Dataset rows about figures
_ _ _ _ _ _ _

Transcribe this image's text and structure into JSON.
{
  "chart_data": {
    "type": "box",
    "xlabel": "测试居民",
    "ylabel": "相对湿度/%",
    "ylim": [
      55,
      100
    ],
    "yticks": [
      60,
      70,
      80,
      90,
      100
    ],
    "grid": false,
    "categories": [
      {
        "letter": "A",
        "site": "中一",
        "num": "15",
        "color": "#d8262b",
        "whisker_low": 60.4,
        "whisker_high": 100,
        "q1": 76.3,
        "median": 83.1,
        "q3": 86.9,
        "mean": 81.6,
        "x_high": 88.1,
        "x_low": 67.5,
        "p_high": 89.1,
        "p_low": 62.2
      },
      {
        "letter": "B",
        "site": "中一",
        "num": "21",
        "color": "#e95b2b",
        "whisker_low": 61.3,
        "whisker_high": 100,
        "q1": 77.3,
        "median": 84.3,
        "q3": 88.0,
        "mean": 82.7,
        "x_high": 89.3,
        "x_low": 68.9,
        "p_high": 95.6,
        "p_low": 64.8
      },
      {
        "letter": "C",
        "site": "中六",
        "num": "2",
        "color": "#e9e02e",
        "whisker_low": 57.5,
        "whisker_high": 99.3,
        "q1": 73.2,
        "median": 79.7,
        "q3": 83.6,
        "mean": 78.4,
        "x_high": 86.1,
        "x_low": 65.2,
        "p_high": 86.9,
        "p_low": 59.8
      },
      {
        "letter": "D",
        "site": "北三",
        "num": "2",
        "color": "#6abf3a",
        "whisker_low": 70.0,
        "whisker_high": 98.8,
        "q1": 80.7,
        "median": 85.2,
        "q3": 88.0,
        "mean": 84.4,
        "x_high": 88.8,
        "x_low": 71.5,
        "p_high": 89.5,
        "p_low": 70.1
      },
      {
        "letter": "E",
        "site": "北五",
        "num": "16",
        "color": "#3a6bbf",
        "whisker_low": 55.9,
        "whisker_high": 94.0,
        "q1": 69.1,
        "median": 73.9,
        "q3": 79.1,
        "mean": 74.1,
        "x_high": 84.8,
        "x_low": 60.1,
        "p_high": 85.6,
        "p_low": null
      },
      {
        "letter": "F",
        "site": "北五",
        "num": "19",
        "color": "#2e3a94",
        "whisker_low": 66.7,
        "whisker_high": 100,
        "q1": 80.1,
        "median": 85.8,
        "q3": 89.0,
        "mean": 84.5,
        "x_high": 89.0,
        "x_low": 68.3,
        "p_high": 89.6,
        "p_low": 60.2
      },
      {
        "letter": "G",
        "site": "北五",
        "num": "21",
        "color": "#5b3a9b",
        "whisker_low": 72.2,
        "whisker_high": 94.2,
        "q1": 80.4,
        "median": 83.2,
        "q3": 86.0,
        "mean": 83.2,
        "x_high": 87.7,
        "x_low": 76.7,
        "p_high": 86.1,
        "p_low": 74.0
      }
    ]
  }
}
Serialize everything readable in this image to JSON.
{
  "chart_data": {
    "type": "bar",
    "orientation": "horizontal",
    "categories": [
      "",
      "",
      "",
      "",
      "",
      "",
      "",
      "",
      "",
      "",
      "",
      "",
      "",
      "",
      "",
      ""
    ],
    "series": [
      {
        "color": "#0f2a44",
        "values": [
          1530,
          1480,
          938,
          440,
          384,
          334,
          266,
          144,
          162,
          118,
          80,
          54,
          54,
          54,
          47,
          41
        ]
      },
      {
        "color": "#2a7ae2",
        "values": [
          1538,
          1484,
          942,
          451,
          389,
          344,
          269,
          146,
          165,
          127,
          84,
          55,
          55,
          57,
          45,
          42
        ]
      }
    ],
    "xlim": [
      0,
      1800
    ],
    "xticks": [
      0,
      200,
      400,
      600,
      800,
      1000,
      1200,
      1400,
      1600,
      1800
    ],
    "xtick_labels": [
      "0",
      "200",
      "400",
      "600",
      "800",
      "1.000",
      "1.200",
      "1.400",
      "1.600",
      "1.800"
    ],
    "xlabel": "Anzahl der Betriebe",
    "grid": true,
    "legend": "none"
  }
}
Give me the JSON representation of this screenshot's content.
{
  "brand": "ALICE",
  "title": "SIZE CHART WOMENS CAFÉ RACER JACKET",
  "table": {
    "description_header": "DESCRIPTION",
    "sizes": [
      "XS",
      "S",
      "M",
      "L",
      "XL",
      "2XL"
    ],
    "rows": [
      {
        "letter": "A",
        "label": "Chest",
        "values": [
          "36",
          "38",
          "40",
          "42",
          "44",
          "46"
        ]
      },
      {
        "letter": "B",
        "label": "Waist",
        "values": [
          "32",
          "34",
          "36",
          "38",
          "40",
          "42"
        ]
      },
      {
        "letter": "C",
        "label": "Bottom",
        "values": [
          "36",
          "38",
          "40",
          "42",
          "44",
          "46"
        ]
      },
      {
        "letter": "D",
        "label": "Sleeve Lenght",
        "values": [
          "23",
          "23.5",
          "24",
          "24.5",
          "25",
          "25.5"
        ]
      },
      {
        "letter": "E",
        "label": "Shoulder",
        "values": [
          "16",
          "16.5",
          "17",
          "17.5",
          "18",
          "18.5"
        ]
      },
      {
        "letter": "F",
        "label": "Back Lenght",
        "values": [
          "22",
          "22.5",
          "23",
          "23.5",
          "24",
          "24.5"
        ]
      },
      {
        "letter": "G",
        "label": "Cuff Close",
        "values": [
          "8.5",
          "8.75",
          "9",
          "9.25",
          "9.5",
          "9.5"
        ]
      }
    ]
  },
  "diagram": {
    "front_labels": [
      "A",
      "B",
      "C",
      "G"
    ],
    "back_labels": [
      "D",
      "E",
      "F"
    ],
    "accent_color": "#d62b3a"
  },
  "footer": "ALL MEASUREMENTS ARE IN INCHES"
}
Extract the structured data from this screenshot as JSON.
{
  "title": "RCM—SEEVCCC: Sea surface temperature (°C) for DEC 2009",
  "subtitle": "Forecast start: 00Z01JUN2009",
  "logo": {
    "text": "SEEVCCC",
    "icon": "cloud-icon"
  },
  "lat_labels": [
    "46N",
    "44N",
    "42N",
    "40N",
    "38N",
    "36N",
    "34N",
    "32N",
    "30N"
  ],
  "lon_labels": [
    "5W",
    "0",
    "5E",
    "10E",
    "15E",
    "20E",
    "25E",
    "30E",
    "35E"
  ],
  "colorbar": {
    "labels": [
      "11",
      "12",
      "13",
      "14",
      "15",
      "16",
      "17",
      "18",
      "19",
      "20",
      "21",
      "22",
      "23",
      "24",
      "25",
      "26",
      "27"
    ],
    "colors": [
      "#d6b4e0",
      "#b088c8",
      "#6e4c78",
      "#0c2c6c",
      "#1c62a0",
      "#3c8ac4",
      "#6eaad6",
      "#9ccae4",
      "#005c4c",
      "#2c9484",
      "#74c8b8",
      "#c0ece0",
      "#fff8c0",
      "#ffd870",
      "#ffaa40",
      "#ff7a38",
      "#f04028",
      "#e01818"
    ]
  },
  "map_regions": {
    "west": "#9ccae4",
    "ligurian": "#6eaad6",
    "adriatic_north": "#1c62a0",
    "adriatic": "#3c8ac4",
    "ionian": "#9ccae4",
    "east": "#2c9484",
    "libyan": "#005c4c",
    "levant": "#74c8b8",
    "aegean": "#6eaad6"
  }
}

_ _ _ _ _ _ _

» **What is needed**
From the entries, copy out each line containing the word "median".

» **Response to the exercise**
        "median": 83.1,
        "median": 84.3,
        "median": 79.7,
        "median": 85.2,
        "median": 73.9,
        "median": 85.8,
        "median": 83.2,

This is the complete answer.